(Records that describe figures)
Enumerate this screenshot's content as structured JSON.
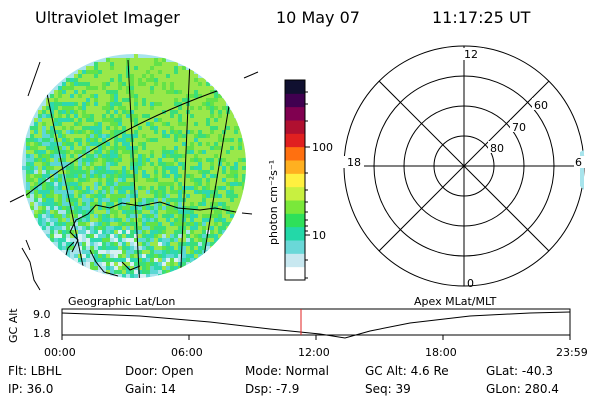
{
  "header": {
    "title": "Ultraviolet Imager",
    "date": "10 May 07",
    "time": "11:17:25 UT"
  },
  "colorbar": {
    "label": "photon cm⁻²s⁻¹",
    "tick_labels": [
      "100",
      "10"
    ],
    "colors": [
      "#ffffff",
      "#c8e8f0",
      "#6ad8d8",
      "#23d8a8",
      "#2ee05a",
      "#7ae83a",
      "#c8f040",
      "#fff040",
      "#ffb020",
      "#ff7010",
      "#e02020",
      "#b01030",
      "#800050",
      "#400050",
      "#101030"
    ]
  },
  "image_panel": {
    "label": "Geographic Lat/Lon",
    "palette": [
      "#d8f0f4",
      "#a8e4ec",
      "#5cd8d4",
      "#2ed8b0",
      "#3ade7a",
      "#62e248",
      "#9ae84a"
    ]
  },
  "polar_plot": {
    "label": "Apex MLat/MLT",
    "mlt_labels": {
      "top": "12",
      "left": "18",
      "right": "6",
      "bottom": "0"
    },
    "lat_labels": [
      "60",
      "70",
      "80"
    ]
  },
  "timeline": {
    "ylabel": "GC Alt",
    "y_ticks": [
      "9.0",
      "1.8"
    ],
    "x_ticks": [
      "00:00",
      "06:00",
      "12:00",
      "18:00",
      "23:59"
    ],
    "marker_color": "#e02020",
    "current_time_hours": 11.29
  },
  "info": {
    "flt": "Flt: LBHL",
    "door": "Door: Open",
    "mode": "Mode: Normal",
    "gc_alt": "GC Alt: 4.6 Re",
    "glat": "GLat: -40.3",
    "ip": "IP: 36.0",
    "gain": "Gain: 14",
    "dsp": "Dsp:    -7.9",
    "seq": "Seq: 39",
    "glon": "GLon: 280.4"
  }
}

--

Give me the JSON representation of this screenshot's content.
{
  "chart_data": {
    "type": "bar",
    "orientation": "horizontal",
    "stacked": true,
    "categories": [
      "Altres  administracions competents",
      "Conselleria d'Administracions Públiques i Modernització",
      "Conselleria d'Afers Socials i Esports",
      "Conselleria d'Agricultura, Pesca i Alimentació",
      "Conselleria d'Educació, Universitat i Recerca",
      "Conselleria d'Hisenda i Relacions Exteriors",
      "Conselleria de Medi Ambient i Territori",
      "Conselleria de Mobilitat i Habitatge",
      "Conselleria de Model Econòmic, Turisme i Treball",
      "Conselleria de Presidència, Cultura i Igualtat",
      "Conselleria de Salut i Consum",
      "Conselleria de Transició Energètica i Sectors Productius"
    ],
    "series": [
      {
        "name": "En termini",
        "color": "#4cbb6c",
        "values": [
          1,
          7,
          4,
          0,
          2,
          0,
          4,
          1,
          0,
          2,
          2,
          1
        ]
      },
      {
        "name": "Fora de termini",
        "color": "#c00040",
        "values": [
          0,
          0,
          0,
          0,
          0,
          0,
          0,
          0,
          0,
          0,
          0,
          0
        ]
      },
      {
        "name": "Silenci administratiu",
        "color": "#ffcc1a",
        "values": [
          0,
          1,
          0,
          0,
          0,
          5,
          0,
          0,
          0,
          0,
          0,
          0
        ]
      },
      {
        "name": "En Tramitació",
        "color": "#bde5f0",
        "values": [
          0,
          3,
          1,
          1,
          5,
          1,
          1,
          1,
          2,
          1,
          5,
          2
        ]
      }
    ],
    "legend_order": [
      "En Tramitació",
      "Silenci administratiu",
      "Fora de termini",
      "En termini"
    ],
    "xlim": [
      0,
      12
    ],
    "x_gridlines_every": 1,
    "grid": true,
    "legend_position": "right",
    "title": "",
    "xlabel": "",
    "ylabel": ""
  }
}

__EXERCISE BRIEF__: Filter for "Silenci". Return all lines that hold it.

__SOLUTION TO THIS TASK__:
        "name": "Silenci administratiu",
      "Silenci administratiu",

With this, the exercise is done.